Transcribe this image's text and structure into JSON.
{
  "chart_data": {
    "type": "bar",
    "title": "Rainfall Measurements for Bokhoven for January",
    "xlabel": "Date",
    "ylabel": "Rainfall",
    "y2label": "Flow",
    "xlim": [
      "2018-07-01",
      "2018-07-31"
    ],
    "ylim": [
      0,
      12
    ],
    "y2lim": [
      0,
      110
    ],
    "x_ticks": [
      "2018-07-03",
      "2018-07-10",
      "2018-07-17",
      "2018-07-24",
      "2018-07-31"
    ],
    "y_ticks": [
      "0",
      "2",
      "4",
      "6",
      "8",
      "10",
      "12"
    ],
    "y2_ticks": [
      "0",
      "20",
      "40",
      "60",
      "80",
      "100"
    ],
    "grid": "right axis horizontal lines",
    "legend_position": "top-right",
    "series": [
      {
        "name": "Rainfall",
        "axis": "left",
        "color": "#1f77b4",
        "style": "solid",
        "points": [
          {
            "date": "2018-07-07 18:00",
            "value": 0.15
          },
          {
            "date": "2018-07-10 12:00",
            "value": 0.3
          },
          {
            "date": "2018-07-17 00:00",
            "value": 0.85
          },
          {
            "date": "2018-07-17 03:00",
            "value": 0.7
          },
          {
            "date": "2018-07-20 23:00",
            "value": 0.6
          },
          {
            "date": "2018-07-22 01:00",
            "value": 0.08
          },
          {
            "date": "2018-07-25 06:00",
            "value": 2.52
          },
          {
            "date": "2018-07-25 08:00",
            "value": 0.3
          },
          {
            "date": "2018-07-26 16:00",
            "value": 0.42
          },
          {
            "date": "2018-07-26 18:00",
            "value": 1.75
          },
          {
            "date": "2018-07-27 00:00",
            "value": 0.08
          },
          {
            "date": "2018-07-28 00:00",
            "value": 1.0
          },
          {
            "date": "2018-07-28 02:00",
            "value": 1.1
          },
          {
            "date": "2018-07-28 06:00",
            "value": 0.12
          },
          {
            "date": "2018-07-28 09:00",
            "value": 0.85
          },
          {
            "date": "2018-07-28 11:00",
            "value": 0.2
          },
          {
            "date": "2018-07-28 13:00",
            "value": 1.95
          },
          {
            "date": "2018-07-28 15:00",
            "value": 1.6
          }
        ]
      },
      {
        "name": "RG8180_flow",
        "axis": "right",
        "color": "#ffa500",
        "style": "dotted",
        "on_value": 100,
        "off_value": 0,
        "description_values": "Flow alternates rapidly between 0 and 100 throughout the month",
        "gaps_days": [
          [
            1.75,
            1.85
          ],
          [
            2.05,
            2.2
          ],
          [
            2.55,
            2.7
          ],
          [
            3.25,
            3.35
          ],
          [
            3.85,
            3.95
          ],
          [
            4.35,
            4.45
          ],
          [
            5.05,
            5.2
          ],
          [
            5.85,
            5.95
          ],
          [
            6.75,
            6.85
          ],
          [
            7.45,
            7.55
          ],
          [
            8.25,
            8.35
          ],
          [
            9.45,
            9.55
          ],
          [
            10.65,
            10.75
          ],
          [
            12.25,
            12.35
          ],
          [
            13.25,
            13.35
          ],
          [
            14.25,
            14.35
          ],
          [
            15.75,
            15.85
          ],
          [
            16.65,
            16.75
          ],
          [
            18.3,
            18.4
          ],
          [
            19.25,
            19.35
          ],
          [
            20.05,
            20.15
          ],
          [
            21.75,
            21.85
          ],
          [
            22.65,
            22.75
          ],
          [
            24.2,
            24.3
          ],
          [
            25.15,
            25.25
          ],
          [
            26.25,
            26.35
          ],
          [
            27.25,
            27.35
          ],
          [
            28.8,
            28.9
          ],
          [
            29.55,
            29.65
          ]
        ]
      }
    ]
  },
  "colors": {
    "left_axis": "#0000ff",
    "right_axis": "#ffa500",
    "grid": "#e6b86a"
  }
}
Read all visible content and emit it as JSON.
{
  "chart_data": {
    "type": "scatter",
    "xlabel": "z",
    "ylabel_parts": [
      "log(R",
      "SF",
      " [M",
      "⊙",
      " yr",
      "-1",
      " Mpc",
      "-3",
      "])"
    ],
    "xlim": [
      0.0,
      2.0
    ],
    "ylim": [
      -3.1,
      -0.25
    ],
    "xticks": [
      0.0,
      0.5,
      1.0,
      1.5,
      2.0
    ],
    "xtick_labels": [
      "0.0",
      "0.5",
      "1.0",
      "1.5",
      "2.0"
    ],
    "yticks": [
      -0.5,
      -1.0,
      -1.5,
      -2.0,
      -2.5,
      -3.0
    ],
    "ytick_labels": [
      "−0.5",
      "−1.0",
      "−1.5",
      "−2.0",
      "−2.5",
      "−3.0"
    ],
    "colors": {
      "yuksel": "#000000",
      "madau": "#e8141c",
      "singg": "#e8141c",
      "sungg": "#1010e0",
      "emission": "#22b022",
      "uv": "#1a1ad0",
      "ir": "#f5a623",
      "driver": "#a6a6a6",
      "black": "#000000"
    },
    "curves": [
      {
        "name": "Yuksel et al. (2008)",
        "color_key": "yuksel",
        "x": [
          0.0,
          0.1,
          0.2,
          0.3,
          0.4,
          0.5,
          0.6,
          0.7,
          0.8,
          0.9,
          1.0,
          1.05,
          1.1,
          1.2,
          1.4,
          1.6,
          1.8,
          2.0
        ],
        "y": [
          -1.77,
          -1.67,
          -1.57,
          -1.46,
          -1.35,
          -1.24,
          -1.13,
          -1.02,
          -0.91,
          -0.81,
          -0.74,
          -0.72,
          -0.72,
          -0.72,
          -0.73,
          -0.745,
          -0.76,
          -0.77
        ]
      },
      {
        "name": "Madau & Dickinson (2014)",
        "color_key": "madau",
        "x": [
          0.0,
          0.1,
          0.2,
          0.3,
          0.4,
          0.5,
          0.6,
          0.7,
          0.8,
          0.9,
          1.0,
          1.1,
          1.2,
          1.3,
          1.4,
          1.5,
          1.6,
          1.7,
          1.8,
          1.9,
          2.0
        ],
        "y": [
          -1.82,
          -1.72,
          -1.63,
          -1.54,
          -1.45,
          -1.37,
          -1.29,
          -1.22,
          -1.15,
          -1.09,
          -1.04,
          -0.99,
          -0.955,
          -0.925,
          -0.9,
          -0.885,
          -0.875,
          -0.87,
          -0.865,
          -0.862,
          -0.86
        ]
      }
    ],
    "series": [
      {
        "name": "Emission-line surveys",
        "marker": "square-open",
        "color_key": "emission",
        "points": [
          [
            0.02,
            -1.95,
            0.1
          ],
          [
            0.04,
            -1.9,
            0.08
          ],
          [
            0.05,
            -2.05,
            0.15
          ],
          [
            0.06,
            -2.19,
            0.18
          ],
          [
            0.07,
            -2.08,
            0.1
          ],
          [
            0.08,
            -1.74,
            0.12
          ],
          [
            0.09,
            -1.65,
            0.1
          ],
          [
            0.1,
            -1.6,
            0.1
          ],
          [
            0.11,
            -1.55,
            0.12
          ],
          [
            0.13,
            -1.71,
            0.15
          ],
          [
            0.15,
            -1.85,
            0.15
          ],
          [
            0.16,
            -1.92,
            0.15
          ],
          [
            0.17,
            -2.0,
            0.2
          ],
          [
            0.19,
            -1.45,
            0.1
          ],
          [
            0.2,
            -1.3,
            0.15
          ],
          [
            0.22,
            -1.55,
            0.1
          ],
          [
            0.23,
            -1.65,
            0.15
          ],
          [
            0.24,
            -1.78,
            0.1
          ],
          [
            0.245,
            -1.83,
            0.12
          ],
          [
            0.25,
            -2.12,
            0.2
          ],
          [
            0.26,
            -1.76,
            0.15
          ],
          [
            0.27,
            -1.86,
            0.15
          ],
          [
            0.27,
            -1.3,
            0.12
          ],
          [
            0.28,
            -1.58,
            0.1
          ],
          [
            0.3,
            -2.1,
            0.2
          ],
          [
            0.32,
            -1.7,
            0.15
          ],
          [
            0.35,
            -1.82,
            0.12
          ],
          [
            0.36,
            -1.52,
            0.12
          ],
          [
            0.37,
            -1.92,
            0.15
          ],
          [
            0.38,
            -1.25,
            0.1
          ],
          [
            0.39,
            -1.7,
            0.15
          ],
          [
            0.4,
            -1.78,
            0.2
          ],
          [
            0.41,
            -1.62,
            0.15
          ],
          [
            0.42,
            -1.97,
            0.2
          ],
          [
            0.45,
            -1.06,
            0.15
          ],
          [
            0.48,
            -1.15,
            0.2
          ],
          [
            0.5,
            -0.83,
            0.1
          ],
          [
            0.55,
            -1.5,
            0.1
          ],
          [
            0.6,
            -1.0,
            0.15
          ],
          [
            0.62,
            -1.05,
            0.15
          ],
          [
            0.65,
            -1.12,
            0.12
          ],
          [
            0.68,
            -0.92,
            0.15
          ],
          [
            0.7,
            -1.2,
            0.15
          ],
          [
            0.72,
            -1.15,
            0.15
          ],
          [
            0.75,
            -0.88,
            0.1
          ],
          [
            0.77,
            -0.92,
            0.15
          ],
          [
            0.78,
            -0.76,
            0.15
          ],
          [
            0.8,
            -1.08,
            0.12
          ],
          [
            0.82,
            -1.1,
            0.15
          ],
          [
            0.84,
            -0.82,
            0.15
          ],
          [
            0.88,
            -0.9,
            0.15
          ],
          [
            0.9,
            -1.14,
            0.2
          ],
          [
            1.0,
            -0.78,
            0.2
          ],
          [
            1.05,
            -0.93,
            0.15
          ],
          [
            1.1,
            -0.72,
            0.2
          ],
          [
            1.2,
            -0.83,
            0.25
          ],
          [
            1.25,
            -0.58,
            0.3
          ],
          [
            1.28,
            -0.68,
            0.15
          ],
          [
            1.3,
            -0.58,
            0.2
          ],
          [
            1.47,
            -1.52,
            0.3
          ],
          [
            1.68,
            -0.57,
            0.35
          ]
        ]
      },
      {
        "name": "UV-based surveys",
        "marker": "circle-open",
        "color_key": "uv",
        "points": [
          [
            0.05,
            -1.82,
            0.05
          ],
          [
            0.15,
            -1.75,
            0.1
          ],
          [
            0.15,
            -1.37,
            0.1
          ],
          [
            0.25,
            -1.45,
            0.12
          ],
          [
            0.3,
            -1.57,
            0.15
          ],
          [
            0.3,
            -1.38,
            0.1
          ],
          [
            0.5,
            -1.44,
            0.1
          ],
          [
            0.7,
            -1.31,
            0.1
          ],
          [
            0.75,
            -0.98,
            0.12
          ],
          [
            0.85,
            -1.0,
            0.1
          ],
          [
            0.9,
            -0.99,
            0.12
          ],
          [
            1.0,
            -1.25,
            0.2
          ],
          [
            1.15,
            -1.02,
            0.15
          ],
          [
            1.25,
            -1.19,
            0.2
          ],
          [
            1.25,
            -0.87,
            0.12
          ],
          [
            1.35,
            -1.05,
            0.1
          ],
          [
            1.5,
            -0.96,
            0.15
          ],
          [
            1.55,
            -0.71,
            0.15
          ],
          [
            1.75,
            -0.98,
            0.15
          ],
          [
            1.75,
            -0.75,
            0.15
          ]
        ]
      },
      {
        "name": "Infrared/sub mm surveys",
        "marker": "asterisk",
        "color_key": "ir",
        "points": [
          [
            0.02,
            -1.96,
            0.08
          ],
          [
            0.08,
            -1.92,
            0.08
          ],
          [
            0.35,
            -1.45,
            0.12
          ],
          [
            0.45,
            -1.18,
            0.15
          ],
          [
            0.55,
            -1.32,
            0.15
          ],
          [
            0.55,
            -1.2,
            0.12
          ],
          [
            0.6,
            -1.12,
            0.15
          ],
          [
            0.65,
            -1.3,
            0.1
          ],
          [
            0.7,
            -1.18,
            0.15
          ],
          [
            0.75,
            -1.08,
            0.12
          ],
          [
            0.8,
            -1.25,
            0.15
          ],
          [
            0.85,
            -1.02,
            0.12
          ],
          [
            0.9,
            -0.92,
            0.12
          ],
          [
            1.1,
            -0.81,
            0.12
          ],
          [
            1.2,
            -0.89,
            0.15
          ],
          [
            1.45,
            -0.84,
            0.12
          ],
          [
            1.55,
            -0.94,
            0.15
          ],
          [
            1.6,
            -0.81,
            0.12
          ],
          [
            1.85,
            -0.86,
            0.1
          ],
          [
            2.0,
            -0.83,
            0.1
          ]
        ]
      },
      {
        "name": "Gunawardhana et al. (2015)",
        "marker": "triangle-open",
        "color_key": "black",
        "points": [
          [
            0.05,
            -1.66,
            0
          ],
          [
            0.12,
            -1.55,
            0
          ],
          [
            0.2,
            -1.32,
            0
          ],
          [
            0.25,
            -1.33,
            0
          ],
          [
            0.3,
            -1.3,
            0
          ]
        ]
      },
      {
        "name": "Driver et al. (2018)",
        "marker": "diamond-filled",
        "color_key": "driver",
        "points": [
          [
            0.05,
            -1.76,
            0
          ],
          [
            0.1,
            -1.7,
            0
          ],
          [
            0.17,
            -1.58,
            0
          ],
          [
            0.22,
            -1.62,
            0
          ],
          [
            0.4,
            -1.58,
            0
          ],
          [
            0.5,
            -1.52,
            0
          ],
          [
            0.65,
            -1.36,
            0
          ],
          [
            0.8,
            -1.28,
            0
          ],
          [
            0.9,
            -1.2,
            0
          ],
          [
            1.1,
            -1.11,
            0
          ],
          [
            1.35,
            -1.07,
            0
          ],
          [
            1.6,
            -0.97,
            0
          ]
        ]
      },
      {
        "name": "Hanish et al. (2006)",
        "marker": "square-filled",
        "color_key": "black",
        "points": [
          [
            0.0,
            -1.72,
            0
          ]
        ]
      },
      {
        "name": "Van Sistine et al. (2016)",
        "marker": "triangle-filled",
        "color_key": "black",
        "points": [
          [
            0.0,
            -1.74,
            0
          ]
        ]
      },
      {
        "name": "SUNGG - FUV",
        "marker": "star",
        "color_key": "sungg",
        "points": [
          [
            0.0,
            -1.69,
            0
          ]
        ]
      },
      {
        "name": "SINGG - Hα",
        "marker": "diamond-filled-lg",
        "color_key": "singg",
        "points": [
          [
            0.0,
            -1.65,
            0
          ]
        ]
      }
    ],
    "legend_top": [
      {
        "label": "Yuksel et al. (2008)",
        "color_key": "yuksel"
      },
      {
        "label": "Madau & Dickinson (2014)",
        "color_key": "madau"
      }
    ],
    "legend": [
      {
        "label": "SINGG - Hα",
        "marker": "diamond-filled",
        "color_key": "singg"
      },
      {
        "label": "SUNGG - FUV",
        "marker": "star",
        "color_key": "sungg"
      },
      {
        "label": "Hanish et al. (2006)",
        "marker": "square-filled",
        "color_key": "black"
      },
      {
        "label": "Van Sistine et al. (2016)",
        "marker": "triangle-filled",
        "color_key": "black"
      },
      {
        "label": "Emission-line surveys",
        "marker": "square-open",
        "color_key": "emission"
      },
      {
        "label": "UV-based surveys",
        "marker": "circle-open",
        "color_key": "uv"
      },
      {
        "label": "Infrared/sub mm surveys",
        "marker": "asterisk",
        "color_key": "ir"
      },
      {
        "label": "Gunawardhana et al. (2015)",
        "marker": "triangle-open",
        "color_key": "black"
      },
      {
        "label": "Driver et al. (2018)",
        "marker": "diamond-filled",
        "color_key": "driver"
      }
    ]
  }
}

------------------------

§ Challenge:
Pull out and copy each line containing the string "based".

§ Reply to the task:
        "name": "UV-based surveys",
        "label": "UV-based surveys",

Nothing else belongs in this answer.